§ **Exercise objective**
Repeat the whole listing exactly as written.

§ **Input**
[BEGIN]

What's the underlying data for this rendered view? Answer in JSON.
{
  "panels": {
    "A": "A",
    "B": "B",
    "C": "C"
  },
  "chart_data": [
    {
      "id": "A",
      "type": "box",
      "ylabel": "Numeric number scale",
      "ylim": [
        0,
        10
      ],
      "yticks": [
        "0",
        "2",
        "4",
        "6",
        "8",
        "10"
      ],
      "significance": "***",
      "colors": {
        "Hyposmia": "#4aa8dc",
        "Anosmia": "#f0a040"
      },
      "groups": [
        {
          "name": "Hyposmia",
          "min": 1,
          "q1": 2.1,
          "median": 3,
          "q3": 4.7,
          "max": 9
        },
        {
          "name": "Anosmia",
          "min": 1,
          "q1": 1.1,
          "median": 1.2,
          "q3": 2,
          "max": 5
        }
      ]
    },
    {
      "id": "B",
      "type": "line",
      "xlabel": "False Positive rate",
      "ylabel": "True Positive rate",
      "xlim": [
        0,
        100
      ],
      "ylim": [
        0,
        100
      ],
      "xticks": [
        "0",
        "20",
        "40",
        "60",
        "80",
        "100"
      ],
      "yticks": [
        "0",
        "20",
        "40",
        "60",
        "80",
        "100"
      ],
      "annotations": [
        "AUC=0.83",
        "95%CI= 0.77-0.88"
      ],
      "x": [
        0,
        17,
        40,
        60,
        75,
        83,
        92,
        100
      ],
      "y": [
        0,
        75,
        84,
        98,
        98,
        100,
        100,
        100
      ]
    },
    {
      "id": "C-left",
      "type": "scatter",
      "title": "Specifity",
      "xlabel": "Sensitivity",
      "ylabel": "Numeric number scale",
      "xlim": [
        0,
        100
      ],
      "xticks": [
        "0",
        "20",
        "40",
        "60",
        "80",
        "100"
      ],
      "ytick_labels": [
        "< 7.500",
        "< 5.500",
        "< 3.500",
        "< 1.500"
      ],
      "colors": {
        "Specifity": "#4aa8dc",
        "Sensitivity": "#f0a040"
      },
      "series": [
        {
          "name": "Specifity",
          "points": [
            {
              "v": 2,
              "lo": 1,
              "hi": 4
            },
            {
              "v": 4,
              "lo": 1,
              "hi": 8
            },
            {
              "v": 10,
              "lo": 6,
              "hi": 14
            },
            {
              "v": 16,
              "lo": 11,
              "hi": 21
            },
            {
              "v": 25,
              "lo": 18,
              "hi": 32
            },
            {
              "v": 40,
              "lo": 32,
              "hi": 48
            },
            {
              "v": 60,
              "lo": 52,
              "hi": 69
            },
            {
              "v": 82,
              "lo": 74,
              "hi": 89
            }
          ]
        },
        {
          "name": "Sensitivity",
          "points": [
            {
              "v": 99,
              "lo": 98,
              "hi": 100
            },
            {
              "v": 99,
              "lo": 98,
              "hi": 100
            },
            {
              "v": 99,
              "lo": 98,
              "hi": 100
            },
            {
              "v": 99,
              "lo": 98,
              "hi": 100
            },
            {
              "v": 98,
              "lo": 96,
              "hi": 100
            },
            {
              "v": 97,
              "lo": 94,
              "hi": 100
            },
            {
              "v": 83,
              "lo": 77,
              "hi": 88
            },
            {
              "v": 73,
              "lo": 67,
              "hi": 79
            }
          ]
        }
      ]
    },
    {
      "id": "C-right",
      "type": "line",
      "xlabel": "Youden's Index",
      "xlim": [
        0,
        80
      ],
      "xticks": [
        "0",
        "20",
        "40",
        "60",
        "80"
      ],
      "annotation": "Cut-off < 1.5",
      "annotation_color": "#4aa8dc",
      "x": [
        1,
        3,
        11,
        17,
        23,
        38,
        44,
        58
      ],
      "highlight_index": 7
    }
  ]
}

[END]

§ **Solution**
What's the underlying data for this rendered view? Answer in JSON.
{
  "panels": {
    "A": "A",
    "B": "B",
    "C": "C"
  },
  "chart_data": [
    {
      "id": "A",
      "type": "box",
      "ylabel": "Numeric number scale",
      "ylim": [
        0,
        10
      ],
      "yticks": [
        "0",
        "2",
        "4",
        "6",
        "8",
        "10"
      ],
      "significance": "***",
      "colors": {
        "Hyposmia": "#4aa8dc",
        "Anosmia": "#f0a040"
      },
      "groups": [
        {
          "name": "Hyposmia",
          "min": 1,
          "q1": 2.1,
          "median": 3,
          "q3": 4.7,
          "max": 9
        },
        {
          "name": "Anosmia",
          "min": 1,
          "q1": 1.1,
          "median": 1.2,
          "q3": 2,
          "max": 5
        }
      ]
    },
    {
      "id": "B",
      "type": "line",
      "xlabel": "False Positive rate",
      "ylabel": "True Positive rate",
      "xlim": [
        0,
        100
      ],
      "ylim": [
        0,
        100
      ],
      "xticks": [
        "0",
        "20",
        "40",
        "60",
        "80",
        "100"
      ],
      "yticks": [
        "0",
        "20",
        "40",
        "60",
        "80",
        "100"
      ],
      "annotations": [
        "AUC=0.83",
        "95%CI= 0.77-0.88"
      ],
      "x": [
        0,
        17,
        40,
        60,
        75,
        83,
        92,
        100
      ],
      "y": [
        0,
        75,
        84,
        98,
        98,
        100,
        100,
        100
      ]
    },
    {
      "id": "C-left",
      "type": "scatter",
      "title": "Specifity",
      "xlabel": "Sensitivity",
      "ylabel": "Numeric number scale",
      "xlim": [
        0,
        100
      ],
      "xticks": [
        "0",
        "20",
        "40",
        "60",
        "80",
        "100"
      ],
      "ytick_labels": [
        "< 7.500",
        "< 5.500",
        "< 3.500",
        "< 1.500"
      ],
      "colors": {
        "Specifity": "#4aa8dc",
        "Sensitivity": "#f0a040"
      },
      "series": [
        {
          "name": "Specifity",
          "points": [
            {
              "v": 2,
              "lo": 1,
              "hi": 4
            },
            {
              "v": 4,
              "lo": 1,
              "hi": 8
            },
            {
              "v": 10,
              "lo": 6,
              "hi": 14
            },
            {
              "v": 16,
              "lo": 11,
              "hi": 21
            },
            {
              "v": 25,
              "lo": 18,
              "hi": 32
            },
            {
              "v": 40,
              "lo": 32,
              "hi": 48
            },
            {
              "v": 60,
              "lo": 52,
              "hi": 69
            },
            {
              "v": 82,
              "lo": 74,
              "hi": 89
            }
          ]
        },
        {
          "name": "Sensitivity",
          "points": [
            {
              "v": 99,
              "lo": 98,
              "hi": 100
            },
            {
              "v": 99,
              "lo": 98,
              "hi": 100
            },
            {
              "v": 99,
              "lo": 98,
              "hi": 100
            },
            {
              "v": 99,
              "lo": 98,
              "hi": 100
            },
            {
              "v": 98,
              "lo": 96,
              "hi": 100
            },
            {
              "v": 97,
              "lo": 94,
              "hi": 100
            },
            {
              "v": 83,
              "lo": 77,
              "hi": 88
            },
            {
              "v": 73,
              "lo": 67,
              "hi": 79
            }
          ]
        }
      ]
    },
    {
      "id": "C-right",
      "type": "line",
      "xlabel": "Youden's Index",
      "xlim": [
        0,
        80
      ],
      "xticks": [
        "0",
        "20",
        "40",
        "60",
        "80"
      ],
      "annotation": "Cut-off < 1.5",
      "annotation_color": "#4aa8dc",
      "x": [
        1,
        3,
        11,
        17,
        23,
        38,
        44,
        58
      ],
      "highlight_index": 7
    }
  ]
}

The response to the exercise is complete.